• _SHORT PROBLEM_:
Read the entries below and pull out each line with the string "addressed".

• _GIVEN INFORMATION_:

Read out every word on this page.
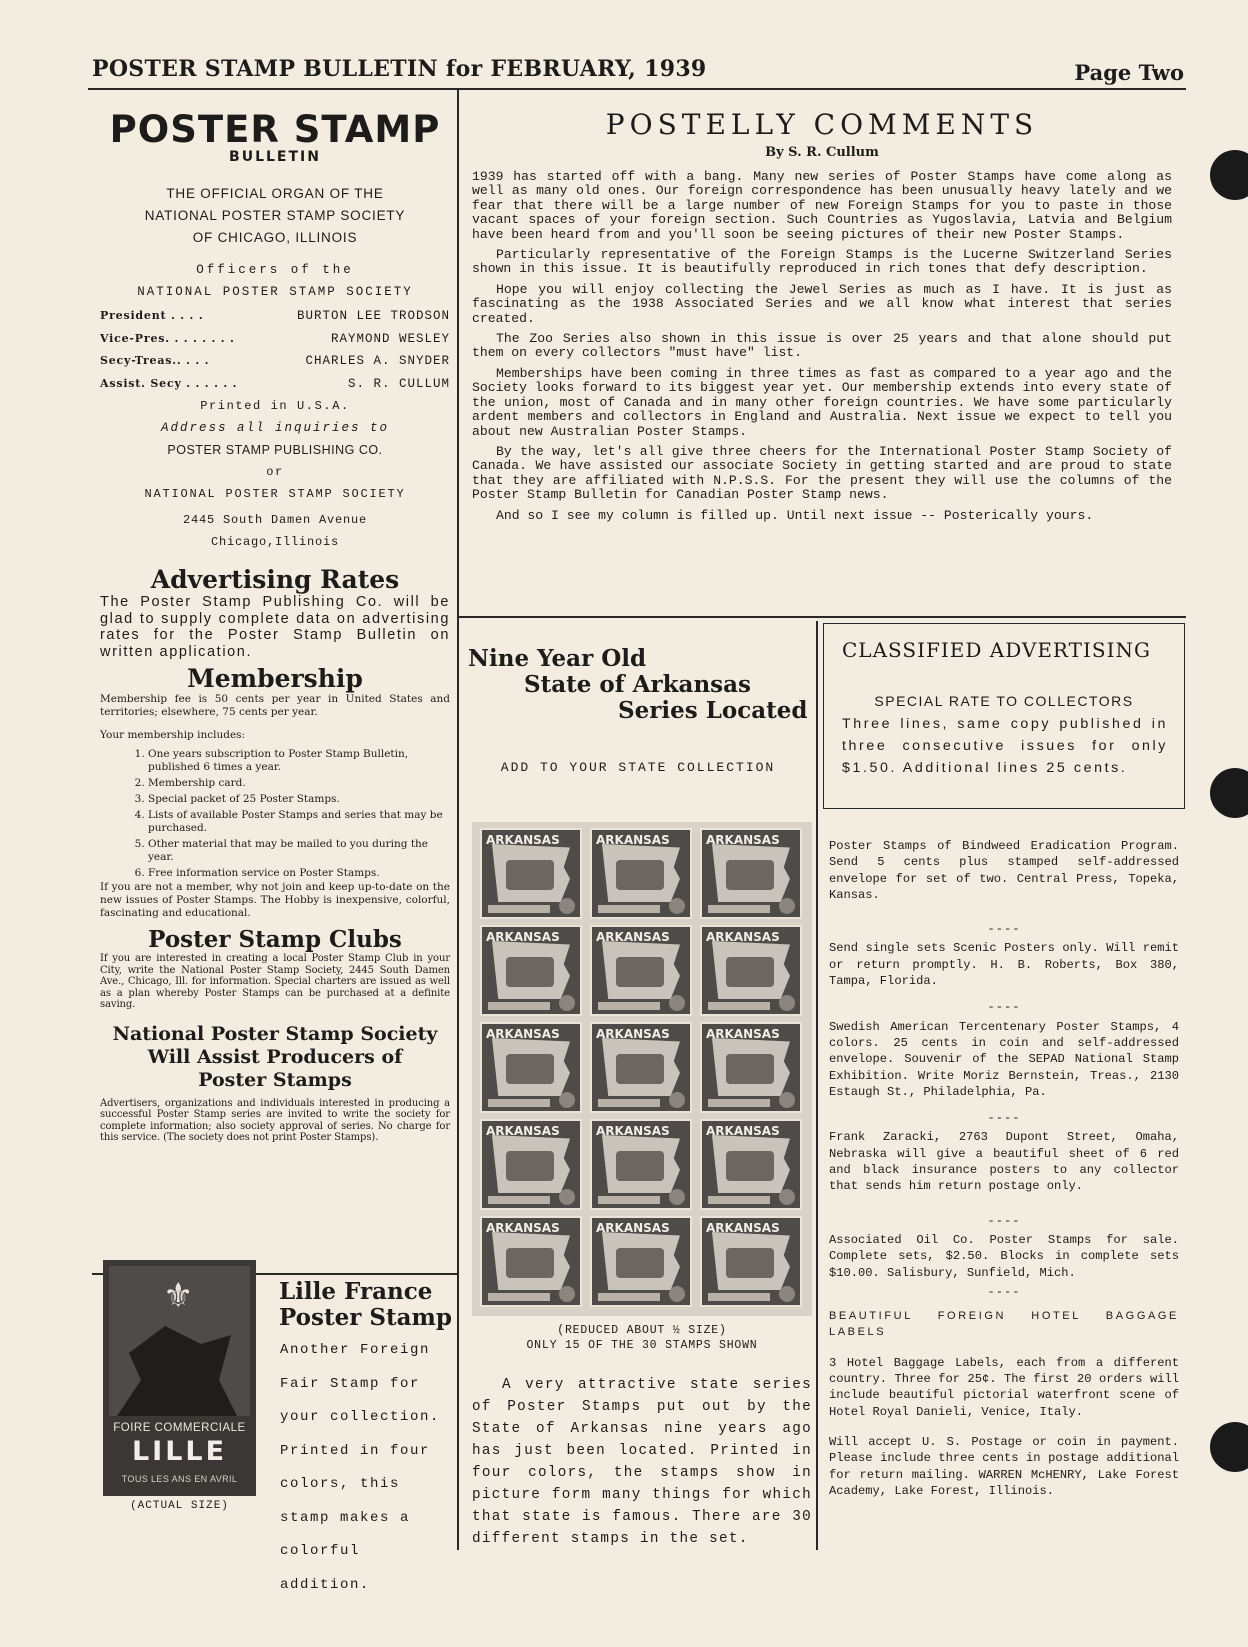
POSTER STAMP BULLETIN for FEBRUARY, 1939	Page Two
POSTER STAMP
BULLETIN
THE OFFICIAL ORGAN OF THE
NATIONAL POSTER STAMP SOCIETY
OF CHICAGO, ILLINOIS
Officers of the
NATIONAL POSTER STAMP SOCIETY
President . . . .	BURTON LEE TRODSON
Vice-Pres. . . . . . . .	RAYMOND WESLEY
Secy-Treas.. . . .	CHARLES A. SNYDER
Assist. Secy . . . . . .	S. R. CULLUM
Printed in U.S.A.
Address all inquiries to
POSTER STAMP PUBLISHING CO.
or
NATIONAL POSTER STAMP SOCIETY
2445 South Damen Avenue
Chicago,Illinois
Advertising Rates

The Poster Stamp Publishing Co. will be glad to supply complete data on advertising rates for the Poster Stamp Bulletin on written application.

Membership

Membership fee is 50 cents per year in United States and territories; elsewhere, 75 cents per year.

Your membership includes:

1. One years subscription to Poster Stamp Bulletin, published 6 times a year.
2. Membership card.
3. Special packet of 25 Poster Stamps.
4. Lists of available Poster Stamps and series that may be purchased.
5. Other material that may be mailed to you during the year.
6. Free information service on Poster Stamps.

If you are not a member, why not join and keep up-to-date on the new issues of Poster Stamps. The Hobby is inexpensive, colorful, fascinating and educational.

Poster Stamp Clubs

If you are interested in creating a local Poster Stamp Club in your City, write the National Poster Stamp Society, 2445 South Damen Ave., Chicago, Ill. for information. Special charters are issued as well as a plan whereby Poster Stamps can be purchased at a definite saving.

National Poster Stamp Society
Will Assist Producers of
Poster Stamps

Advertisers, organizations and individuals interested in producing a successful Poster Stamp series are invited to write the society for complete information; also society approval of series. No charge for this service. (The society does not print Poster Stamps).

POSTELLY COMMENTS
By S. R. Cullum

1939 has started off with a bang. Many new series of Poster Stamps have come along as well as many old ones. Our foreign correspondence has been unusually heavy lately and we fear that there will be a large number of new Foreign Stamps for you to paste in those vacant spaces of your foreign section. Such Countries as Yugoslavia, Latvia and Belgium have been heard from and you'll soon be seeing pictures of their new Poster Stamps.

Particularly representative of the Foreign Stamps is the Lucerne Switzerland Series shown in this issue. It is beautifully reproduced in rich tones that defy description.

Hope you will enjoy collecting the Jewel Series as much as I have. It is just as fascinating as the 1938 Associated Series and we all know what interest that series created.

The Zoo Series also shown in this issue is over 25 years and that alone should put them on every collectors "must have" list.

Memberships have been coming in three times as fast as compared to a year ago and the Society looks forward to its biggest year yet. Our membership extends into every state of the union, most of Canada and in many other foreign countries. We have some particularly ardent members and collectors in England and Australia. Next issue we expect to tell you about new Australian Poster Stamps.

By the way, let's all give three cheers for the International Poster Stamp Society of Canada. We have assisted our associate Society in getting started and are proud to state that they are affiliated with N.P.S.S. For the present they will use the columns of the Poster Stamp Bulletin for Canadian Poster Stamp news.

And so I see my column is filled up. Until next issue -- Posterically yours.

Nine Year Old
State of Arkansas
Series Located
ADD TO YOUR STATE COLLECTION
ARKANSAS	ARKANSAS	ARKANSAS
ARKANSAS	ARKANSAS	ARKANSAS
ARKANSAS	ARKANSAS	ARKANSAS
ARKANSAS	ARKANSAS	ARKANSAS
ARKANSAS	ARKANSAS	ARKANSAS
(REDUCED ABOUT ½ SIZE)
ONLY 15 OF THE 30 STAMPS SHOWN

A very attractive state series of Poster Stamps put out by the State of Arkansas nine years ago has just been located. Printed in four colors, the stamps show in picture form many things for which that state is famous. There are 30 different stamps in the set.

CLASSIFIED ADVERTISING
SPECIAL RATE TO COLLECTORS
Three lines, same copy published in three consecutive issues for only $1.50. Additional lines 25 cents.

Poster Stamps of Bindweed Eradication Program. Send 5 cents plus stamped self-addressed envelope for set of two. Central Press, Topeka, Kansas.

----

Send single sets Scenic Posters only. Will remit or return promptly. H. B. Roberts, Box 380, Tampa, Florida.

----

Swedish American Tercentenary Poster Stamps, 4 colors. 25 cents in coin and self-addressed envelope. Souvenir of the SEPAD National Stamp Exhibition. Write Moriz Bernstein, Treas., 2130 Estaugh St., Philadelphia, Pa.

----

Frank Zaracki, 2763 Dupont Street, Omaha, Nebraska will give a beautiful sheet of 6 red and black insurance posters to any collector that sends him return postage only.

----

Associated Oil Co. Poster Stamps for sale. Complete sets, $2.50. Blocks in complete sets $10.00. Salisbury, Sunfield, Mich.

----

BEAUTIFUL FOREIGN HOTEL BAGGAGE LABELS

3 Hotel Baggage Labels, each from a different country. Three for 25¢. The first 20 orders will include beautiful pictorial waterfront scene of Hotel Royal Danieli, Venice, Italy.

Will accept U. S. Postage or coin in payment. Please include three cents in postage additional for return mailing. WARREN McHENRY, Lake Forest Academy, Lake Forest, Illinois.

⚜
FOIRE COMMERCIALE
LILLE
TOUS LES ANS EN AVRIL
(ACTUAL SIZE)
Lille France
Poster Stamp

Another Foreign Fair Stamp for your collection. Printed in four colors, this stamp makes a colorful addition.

* * *

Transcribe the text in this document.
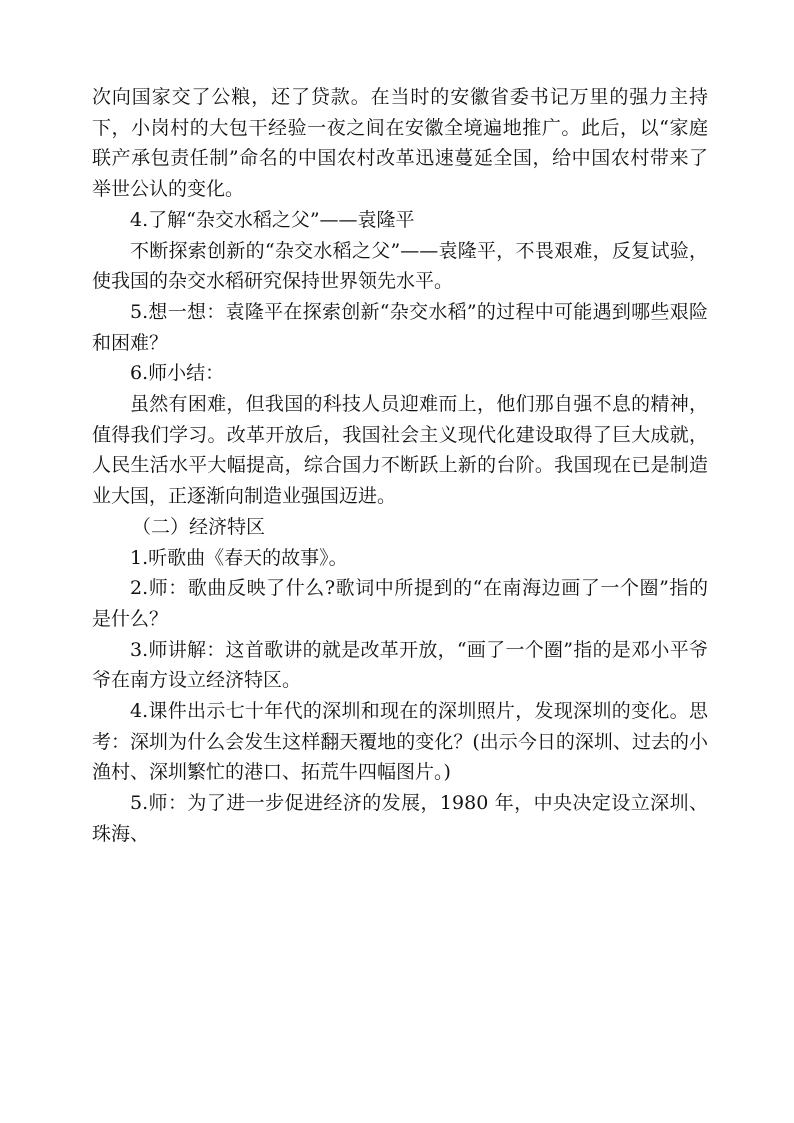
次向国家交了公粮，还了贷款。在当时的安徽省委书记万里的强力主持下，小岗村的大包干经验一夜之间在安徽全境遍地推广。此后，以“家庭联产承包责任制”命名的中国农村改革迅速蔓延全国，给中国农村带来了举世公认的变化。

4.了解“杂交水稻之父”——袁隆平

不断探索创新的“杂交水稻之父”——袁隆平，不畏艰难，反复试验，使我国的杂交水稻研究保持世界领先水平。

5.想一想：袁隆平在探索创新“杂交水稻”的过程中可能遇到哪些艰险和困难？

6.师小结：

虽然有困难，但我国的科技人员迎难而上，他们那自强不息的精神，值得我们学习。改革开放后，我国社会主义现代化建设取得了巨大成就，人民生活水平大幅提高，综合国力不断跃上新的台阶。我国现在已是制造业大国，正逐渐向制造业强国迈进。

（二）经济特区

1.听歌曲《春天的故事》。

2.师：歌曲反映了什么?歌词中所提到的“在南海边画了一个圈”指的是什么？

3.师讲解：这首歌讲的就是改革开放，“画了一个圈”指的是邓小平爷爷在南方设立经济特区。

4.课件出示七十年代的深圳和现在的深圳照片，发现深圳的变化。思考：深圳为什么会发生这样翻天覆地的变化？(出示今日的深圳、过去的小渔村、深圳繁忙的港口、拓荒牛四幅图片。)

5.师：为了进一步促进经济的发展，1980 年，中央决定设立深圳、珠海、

• _WRITTEN ANSWER_:
Poster Stamps of Bindweed Eradication Program. Send 5 cents plus stamped self-addressed envelope for set of two. Central Press, Topeka, Kansas.
Swedish American Tercentenary Poster Stamps, 4 colors. 25 cents in coin and self-addressed envelope. Souvenir of the SEPAD National Stamp Exhibition. Write Moriz Bernstein, Treas., 2130 Estaugh St., Philadelphia, Pa.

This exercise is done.